REQUIREMENT 1.
In the records, start at the line containing "metric-label: ページのインプレ… (289, 174, 503, 202)" and stop after the line containing "metric-label: CPC (289, 306, 335, 334)". Rewrite those lines with "metric-label" renamed to "metric-name" and everything else unchanged.

Ryan Jiro Gravenberch (born 16 May 2002) is a Dutch professional footballer who plays as a midfielder for Bundesliga club Bayern Munich and the Netherlands national team.

Club career

Ajax
Gravenberch joined the Ajax Youth Academy in 2010, and worked his way up through the junior levels. On 7 June 2018, he received the first ever "Abdelhak Nouri Trofee", which recognizes the best talent in the Ajax academy. He signed his first professional contract with Ajax that same day, keeping him at the club until 2023. Gravenberch made his professional debut with Jong Ajax in a 5–2 Eerste Divisie win over FC Dordrecht on 24 August 2018.

Gravenberch made his senior debut with Ajax on 23 September 2018, in a 3–0 Eredivisie loss to PSV. Gravenberch became the youngest ever Ajax player to play in the Eredivisie at 16 years and 130 days, surpassing the record of 16 years and 242 days set by Clarence Seedorf.

On 25 November 2020, Gravenberch scored his first Champions League goal in a 3–1 win over Midtjylland in the 2020–21 season.

REQUIREMENT 2.
Write the next part of the biography of Ryan Gravenberch, picking up after its last sentence.

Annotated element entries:
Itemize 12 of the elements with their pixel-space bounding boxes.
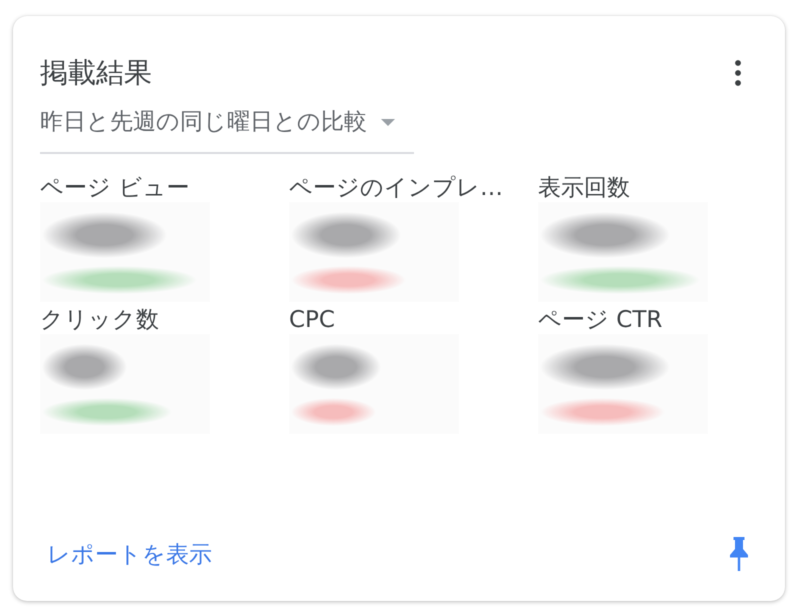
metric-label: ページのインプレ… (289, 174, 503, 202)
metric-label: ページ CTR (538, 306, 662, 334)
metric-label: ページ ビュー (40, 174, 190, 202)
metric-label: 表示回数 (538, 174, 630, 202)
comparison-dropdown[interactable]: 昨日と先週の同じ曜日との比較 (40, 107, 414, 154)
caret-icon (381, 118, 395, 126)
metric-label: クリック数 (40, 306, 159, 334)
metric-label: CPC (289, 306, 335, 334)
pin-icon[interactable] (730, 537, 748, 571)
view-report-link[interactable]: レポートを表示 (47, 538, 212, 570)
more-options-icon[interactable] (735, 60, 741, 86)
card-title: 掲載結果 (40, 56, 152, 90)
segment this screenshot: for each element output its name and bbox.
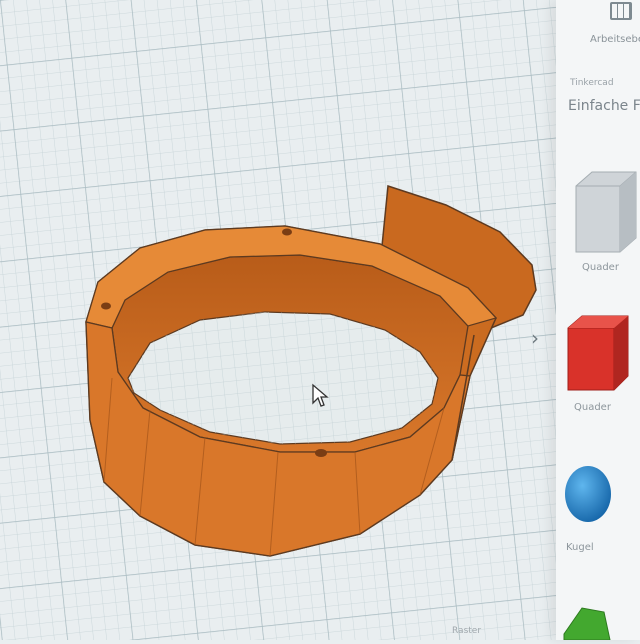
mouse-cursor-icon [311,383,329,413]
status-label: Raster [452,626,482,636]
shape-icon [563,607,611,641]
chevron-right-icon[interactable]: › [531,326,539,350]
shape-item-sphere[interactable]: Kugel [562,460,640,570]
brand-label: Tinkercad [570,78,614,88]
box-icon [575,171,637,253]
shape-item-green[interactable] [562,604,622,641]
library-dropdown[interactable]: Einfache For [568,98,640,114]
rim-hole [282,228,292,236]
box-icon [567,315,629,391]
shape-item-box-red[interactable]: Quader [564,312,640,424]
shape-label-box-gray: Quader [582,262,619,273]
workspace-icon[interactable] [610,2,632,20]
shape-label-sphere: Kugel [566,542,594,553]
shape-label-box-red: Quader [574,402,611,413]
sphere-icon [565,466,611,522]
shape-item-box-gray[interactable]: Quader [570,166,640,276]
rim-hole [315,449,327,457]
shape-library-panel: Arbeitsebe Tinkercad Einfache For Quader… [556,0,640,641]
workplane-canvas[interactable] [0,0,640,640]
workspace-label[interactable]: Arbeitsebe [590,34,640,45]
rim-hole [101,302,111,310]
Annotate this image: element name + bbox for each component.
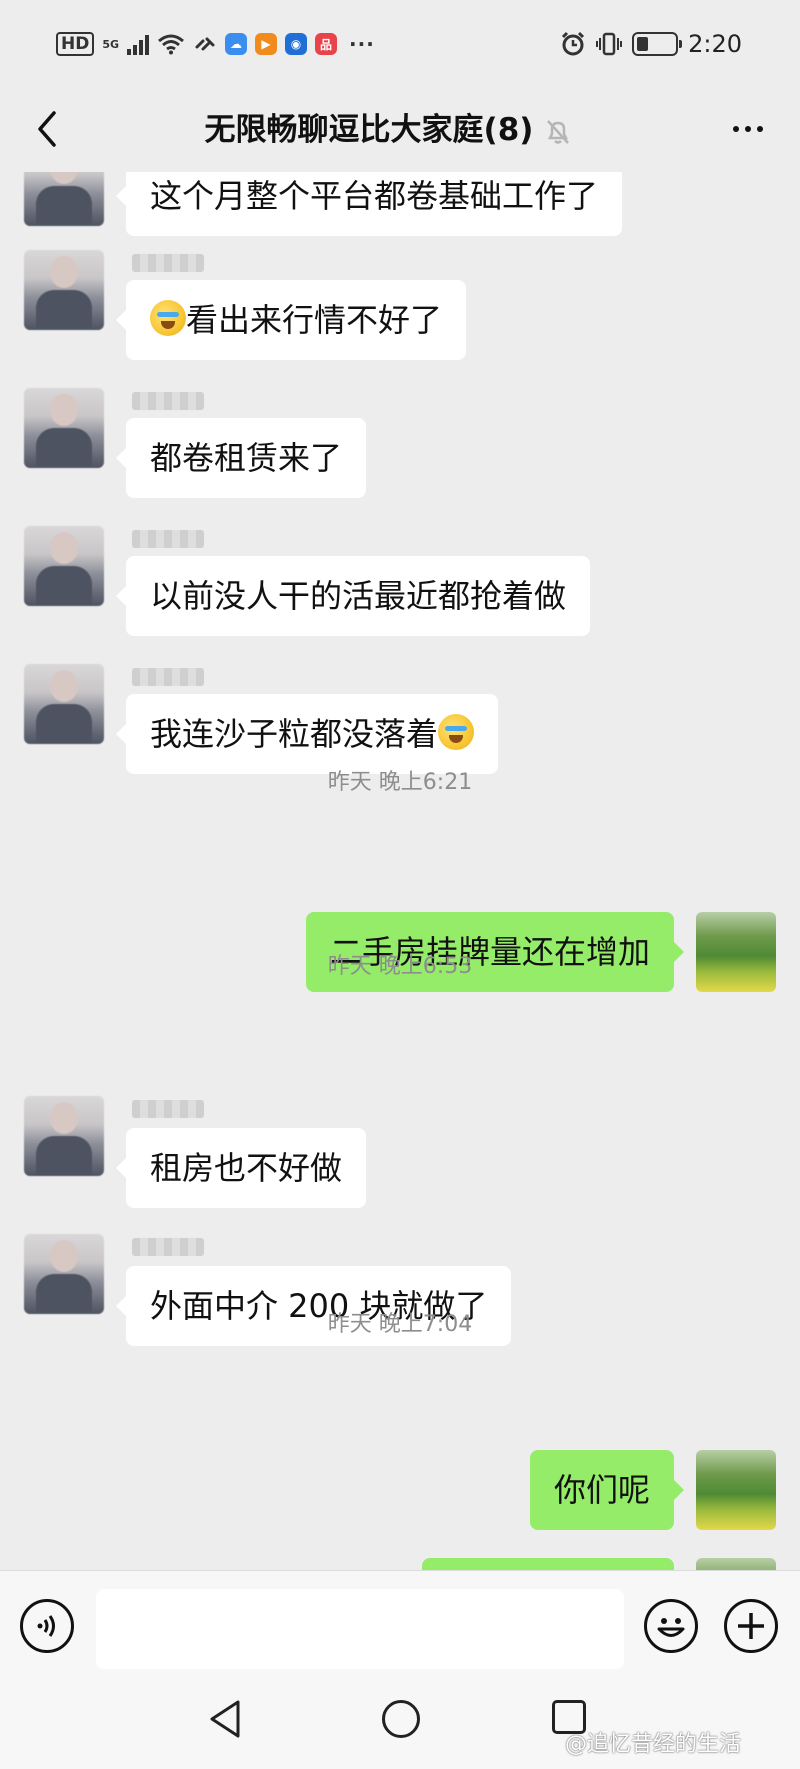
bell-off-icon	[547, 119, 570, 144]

RIGHT ANSWER 1.
metric-name: ページのインプレ… (289, 174, 503, 202)
metric-name: ページ CTR (538, 306, 662, 334)
metric-name: ページ ビュー (40, 174, 190, 202)
metric-name: 表示回数 (538, 174, 630, 202)
comparison-dropdown[interactable]: 昨日と先週の同じ曜日との比較 (40, 107, 414, 154)
caret-icon (381, 118, 395, 126)
metric-name: クリック数 (40, 306, 159, 334)
metric-name: CPC (289, 306, 335, 334)

RIGHT ANSWER 2.
On 18 April 2021, Gravenberch scored the first goal in a 2–1 win over Vitesse in the 2021 KNVB Cup Final.

Bayern Munich 
On 13 June 2022, Gravenberch signed for Bundesliga club Bayern Munich on a five-year contract. The transfer fee paid to Ajax was a reported €18 million, with an additional €5 million in variables. On 31 August 2022, he scored his first goal and provided an assist in a 5–0 win over Viktoria Köln in the DFB-Pokal.

International career
Gravenberch is a youth international for the Netherlands. At the age of 16, he represented the Netherlands U19s in a friendly 4–1 loss to the England U19s on 5 September 2018.

He was called up to the senior Netherlands squad in November 2020. He made his debut on 24 March 2021 in a World Cup qualifier against Turkey. On 6 June 2021, Gravenberch scored in an international friendly game against Georgia where the Netherlands won 3–0.

Personal life
Gravenberch was born in the Netherlands and is of Surinamese descent. Gravenberch's older brother, Danzell Gravenberch, is also a professional footballer.

Career statistics

Club

International

As of match played 6 June 2021. Netherlands score listed first, score column indicates score after each Gravenberch goal.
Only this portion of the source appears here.